→ Task statement: Any picture among the records should be left out, please; retype the rest exactly.

───── Raw data ─────

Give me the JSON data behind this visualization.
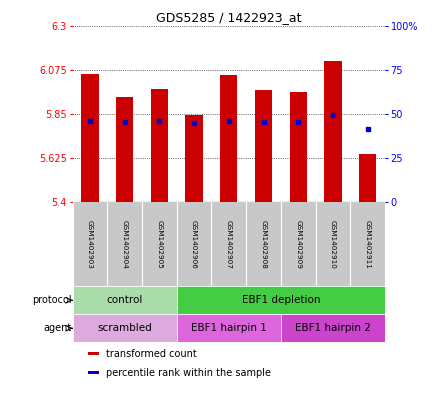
{
  "title": "GDS5285 / 1422923_at",
  "samples": [
    "GSM1402903",
    "GSM1402904",
    "GSM1402905",
    "GSM1402906",
    "GSM1402907",
    "GSM1402908",
    "GSM1402909",
    "GSM1402910",
    "GSM1402911"
  ],
  "bar_values": [
    6.055,
    5.935,
    5.975,
    5.845,
    6.05,
    5.97,
    5.96,
    6.12,
    5.645
  ],
  "bar_base": 5.4,
  "percentile_values": [
    5.815,
    5.81,
    5.815,
    5.805,
    5.815,
    5.81,
    5.81,
    5.845,
    5.775
  ],
  "percentile_axis_values": [
    5.4,
    5.625,
    5.85,
    6.075,
    6.3
  ],
  "percentile_axis_labels": [
    "0",
    "25",
    "50",
    "75",
    "100%"
  ],
  "y_left_ticks": [
    5.4,
    5.625,
    5.85,
    6.075,
    6.3
  ],
  "y_left_labels": [
    "5.4",
    "5.625",
    "5.85",
    "6.075",
    "6.3"
  ],
  "ylim": [
    5.4,
    6.3
  ],
  "bar_color": "#cc0000",
  "percentile_color": "#0000cc",
  "plot_bg": "#ffffff",
  "protocol_groups": [
    {
      "label": "control",
      "start": 0,
      "end": 3,
      "color": "#aaddaa"
    },
    {
      "label": "EBF1 depletion",
      "start": 3,
      "end": 9,
      "color": "#44cc44"
    }
  ],
  "agent_groups": [
    {
      "label": "scrambled",
      "start": 0,
      "end": 3,
      "color": "#ddaadd"
    },
    {
      "label": "EBF1 hairpin 1",
      "start": 3,
      "end": 6,
      "color": "#dd66dd"
    },
    {
      "label": "EBF1 hairpin 2",
      "start": 6,
      "end": 9,
      "color": "#cc44cc"
    }
  ],
  "legend_items": [
    {
      "label": "transformed count",
      "color": "#cc0000"
    },
    {
      "label": "percentile rank within the sample",
      "color": "#0000cc"
    }
  ],
  "bar_width": 0.5,
  "protocol_label": "protocol",
  "agent_label": "agent",
  "names_bg": "#c8c8c8",
  "names_divider": "#ffffff"
}
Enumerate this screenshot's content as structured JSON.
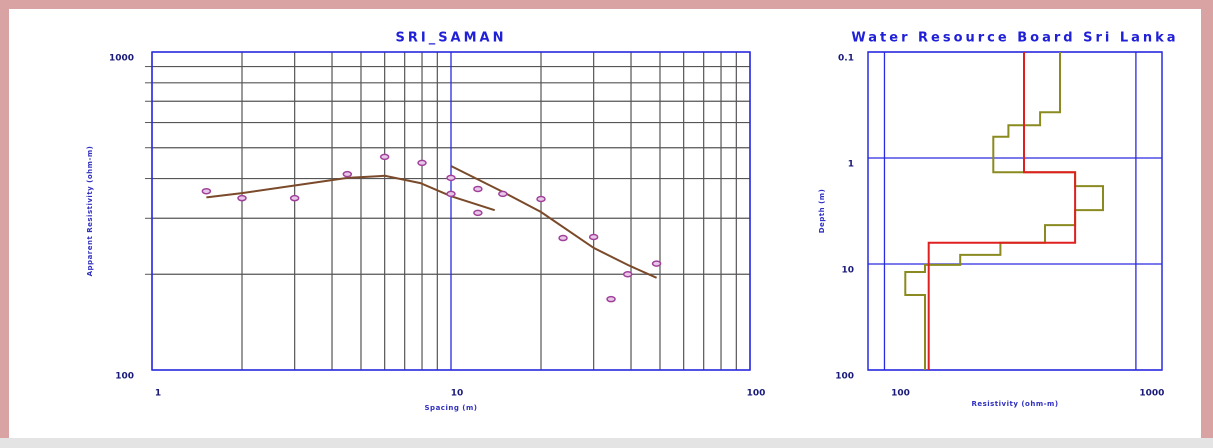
{
  "chart_data": [
    {
      "type": "line",
      "title": "SRI_SAMAN",
      "xlabel": "Spacing (m)",
      "ylabel": "Apparent Resistivity (ohm-m)",
      "xscale": "log",
      "yscale": "log",
      "xlim": [
        1,
        100
      ],
      "ylim": [
        100,
        1000
      ],
      "xticks": [
        1,
        10,
        100
      ],
      "yticks": [
        100,
        1000
      ],
      "xminor": [
        2,
        3,
        4,
        5,
        6,
        7,
        8,
        9,
        20,
        30,
        40,
        50,
        60,
        70,
        80,
        90
      ],
      "yminor": [
        200,
        300,
        400,
        500,
        600,
        700,
        800,
        900
      ],
      "grid": true,
      "grid_color": "#2a2ae0",
      "minor_grid_color": "#555555",
      "points": {
        "color": "#a0409a",
        "x": [
          1.52,
          2,
          3,
          4.5,
          6,
          8,
          10,
          10,
          12.3,
          12.3,
          14.9,
          20,
          23.7,
          30,
          34.3,
          39,
          48.7
        ],
        "values": [
          365,
          347,
          347,
          413,
          468,
          448,
          402,
          358,
          371,
          312,
          358,
          345,
          260,
          262,
          167,
          200,
          216
        ]
      },
      "series": [
        {
          "color": "#7a4a2a",
          "x": [
            1.52,
            2,
            3.1,
            4.5,
            6,
            7.9,
            10,
            14
          ],
          "values": [
            349,
            360,
            382,
            402,
            408,
            387,
            352,
            318
          ]
        },
        {
          "color": "#7a4a2a",
          "x": [
            10,
            14.9,
            20,
            30,
            39,
            48.7
          ],
          "values": [
            438,
            363,
            314,
            242,
            214,
            195
          ]
        }
      ]
    },
    {
      "type": "step",
      "title": "Water Resource Board Sri Lanka",
      "xlabel": "Resistivity (ohm-m)",
      "ylabel": "Depth (m)",
      "xscale": "log",
      "yscale": "log",
      "y_inverted": true,
      "xlim": [
        86,
        1270
      ],
      "ylim": [
        0.1,
        100
      ],
      "xticks": [
        100,
        1000
      ],
      "yticks": [
        0.1,
        1,
        10,
        100
      ],
      "grid": true,
      "grid_color": "#2a2ae0",
      "series": [
        {
          "color": "#8a8a20",
          "x": [
            499,
            499,
            416,
            416,
            311,
            311,
            271,
            271,
            573,
            573,
            740,
            740,
            573,
            573,
            435,
            435,
            289,
            289,
            200,
            200,
            145,
            145,
            121,
            121,
            145,
            145
          ],
          "values": [
            0.1,
            0.37,
            0.37,
            0.49,
            0.49,
            0.63,
            0.63,
            1.36,
            1.36,
            1.84,
            1.84,
            3.1,
            3.1,
            4.3,
            4.3,
            6.3,
            6.3,
            8.2,
            8.2,
            10.2,
            10.2,
            11.9,
            11.9,
            19.6,
            19.6,
            100
          ]
        },
        {
          "color": "#e02020",
          "x": [
            359,
            359,
            573,
            573,
            150,
            150
          ],
          "values": [
            0.1,
            1.36,
            1.36,
            6.3,
            6.3,
            100
          ]
        }
      ]
    }
  ]
}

─────

→ Reply to the exercise:
Give me the JSON data behind this visualization.
{
  "title": "GDS5285 / 1422923_at",
  "samples": [
    "GSM1402903",
    "GSM1402904",
    "GSM1402905",
    "GSM1402906",
    "GSM1402907",
    "GSM1402908",
    "GSM1402909",
    "GSM1402910",
    "GSM1402911"
  ],
  "bar_values": [
    6.055,
    5.935,
    5.975,
    5.845,
    6.05,
    5.97,
    5.96,
    6.12,
    5.645
  ],
  "bar_base": 5.4,
  "percentile_values": [
    5.815,
    5.81,
    5.815,
    5.805,
    5.815,
    5.81,
    5.81,
    5.845,
    5.775
  ],
  "percentile_axis_values": [
    5.4,
    5.625,
    5.85,
    6.075,
    6.3
  ],
  "percentile_axis_labels": [
    "0",
    "25",
    "50",
    "75",
    "100%"
  ],
  "y_left_ticks": [
    5.4,
    5.625,
    5.85,
    6.075,
    6.3
  ],
  "y_left_labels": [
    "5.4",
    "5.625",
    "5.85",
    "6.075",
    "6.3"
  ],
  "ylim": [
    5.4,
    6.3
  ],
  "bar_color": "#cc0000",
  "percentile_color": "#0000cc",
  "plot_bg": "#ffffff",
  "protocol_groups": [
    {
      "label": "control",
      "start": 0,
      "end": 3,
      "color": "#aaddaa"
    },
    {
      "label": "EBF1 depletion",
      "start": 3,
      "end": 9,
      "color": "#44cc44"
    }
  ],
  "agent_groups": [
    {
      "label": "scrambled",
      "start": 0,
      "end": 3,
      "color": "#ddaadd"
    },
    {
      "label": "EBF1 hairpin 1",
      "start": 3,
      "end": 6,
      "color": "#dd66dd"
    },
    {
      "label": "EBF1 hairpin 2",
      "start": 6,
      "end": 9,
      "color": "#cc44cc"
    }
  ],
  "legend_items": [
    {
      "label": "transformed count",
      "color": "#cc0000"
    },
    {
      "label": "percentile rank within the sample",
      "color": "#0000cc"
    }
  ],
  "bar_width": 0.5,
  "protocol_label": "protocol",
  "agent_label": "agent",
  "names_bg": "#c8c8c8",
  "names_divider": "#ffffff"
}
Enumerate this screenshot's content as structured JSON.
{
  "chart_data": [
    {
      "type": "line",
      "title": "SRI_SAMAN",
      "xlabel": "Spacing (m)",
      "ylabel": "Apparent Resistivity (ohm-m)",
      "xscale": "log",
      "yscale": "log",
      "xlim": [
        1,
        100
      ],
      "ylim": [
        100,
        1000
      ],
      "xticks": [
        1,
        10,
        100
      ],
      "yticks": [
        100,
        1000
      ],
      "xminor": [
        2,
        3,
        4,
        5,
        6,
        7,
        8,
        9,
        20,
        30,
        40,
        50,
        60,
        70,
        80,
        90
      ],
      "yminor": [
        200,
        300,
        400,
        500,
        600,
        700,
        800,
        900
      ],
      "grid": true,
      "grid_color": "#2a2ae0",
      "minor_grid_color": "#555555",
      "points": {
        "color": "#a0409a",
        "x": [
          1.52,
          2,
          3,
          4.5,
          6,
          8,
          10,
          10,
          12.3,
          12.3,
          14.9,
          20,
          23.7,
          30,
          34.3,
          39,
          48.7
        ],
        "values": [
          365,
          347,
          347,
          413,
          468,
          448,
          402,
          358,
          371,
          312,
          358,
          345,
          260,
          262,
          167,
          200,
          216
        ]
      },
      "series": [
        {
          "color": "#7a4a2a",
          "x": [
            1.52,
            2,
            3.1,
            4.5,
            6,
            7.9,
            10,
            14
          ],
          "values": [
            349,
            360,
            382,
            402,
            408,
            387,
            352,
            318
          ]
        },
        {
          "color": "#7a4a2a",
          "x": [
            10,
            14.9,
            20,
            30,
            39,
            48.7
          ],
          "values": [
            438,
            363,
            314,
            242,
            214,
            195
          ]
        }
      ]
    },
    {
      "type": "step",
      "title": "Water Resource Board Sri Lanka",
      "xlabel": "Resistivity (ohm-m)",
      "ylabel": "Depth (m)",
      "xscale": "log",
      "yscale": "log",
      "y_inverted": true,
      "xlim": [
        86,
        1270
      ],
      "ylim": [
        0.1,
        100
      ],
      "xticks": [
        100,
        1000
      ],
      "yticks": [
        0.1,
        1,
        10,
        100
      ],
      "grid": true,
      "grid_color": "#2a2ae0",
      "series": [
        {
          "color": "#8a8a20",
          "x": [
            499,
            499,
            416,
            416,
            311,
            311,
            271,
            271,
            573,
            573,
            740,
            740,
            573,
            573,
            435,
            435,
            289,
            289,
            200,
            200,
            145,
            145,
            121,
            121,
            145,
            145
          ],
          "values": [
            0.1,
            0.37,
            0.37,
            0.49,
            0.49,
            0.63,
            0.63,
            1.36,
            1.36,
            1.84,
            1.84,
            3.1,
            3.1,
            4.3,
            4.3,
            6.3,
            6.3,
            8.2,
            8.2,
            10.2,
            10.2,
            11.9,
            11.9,
            19.6,
            19.6,
            100
          ]
        },
        {
          "color": "#e02020",
          "x": [
            359,
            359,
            573,
            573,
            150,
            150
          ],
          "values": [
            0.1,
            1.36,
            1.36,
            6.3,
            6.3,
            100
          ]
        }
      ]
    }
  ]
}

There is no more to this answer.